[Entries from a dataset]
'''
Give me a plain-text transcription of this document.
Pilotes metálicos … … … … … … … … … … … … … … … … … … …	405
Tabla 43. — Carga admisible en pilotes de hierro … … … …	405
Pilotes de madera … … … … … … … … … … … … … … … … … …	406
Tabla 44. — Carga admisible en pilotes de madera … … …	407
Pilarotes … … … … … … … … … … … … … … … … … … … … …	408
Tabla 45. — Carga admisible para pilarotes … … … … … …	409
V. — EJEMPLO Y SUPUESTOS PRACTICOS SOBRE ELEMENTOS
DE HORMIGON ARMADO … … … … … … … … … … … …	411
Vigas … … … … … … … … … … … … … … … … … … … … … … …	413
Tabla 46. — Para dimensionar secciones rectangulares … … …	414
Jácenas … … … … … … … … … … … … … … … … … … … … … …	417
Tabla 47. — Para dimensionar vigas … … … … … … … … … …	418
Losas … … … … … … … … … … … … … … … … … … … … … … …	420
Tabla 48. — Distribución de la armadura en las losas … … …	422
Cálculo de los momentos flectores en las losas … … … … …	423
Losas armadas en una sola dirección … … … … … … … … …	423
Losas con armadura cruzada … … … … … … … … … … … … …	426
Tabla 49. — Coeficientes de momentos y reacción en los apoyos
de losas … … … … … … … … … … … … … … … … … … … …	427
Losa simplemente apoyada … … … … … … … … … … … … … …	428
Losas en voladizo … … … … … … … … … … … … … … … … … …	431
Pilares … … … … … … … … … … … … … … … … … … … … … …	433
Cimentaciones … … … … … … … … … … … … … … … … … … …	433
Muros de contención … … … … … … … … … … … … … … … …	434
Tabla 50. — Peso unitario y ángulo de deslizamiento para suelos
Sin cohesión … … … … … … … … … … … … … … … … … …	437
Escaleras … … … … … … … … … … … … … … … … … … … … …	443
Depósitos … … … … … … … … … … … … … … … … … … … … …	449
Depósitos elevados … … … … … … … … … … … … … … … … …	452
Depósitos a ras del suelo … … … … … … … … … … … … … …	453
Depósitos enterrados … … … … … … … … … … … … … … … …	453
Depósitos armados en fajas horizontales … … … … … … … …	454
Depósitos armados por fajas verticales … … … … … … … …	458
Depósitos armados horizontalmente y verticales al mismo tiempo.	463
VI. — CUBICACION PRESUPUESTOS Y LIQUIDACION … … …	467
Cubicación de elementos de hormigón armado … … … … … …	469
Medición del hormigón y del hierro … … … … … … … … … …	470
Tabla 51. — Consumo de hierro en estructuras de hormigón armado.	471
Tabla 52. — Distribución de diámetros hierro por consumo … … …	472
'''
'''
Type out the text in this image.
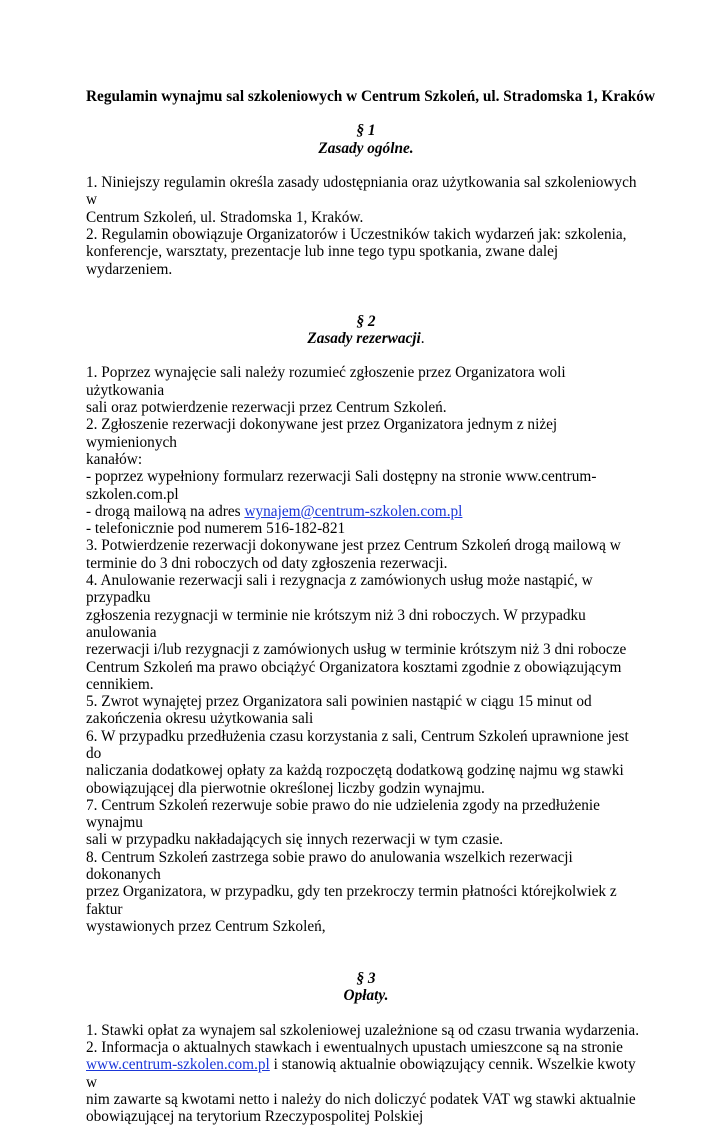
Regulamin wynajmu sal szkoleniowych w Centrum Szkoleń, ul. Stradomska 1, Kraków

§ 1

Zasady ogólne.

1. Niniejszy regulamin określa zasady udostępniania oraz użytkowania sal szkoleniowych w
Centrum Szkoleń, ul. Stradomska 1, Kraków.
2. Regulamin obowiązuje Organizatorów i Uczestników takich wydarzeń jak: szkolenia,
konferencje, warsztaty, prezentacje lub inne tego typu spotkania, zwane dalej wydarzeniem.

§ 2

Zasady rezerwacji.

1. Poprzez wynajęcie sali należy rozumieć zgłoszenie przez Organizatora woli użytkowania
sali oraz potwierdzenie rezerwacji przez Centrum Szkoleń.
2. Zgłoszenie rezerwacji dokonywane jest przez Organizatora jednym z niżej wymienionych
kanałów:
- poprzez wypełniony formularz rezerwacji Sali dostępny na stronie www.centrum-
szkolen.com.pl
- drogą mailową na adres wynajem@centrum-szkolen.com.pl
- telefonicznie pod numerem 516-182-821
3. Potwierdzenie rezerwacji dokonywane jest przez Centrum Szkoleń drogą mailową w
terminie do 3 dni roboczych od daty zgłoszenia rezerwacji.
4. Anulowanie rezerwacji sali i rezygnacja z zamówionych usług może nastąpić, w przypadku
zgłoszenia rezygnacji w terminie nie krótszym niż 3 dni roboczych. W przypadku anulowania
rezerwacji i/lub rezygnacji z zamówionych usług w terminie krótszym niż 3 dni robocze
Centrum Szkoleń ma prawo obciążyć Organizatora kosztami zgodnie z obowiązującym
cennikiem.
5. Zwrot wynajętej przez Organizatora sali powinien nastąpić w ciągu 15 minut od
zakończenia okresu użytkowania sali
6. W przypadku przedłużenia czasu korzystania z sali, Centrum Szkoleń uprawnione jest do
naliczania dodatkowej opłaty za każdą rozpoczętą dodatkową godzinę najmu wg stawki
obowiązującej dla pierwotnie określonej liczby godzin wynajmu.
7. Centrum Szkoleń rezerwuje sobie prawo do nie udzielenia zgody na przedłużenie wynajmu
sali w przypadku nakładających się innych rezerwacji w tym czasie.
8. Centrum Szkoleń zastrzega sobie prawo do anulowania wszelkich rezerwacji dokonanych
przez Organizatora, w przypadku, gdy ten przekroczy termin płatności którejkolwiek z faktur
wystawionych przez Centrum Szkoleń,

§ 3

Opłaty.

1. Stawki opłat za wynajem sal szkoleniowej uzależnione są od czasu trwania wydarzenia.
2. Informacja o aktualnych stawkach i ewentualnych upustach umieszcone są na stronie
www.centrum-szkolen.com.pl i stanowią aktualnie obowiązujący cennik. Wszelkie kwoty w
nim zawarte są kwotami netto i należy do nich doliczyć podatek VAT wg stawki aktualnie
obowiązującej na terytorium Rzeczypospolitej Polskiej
'''
- **Requirements**
Go through the records above, find every line with the word "terminie", and list those lines.

- **Final answer**
terminie do 3 dni roboczych od daty zgłoszenia rezerwacji.
zgłoszenia rezygnacji w terminie nie krótszym niż 3 dni roboczych. W przypadku anulowania
rezerwacji i/lub rezygnacji z zamówionych usług w terminie krótszym niż 3 dni robocze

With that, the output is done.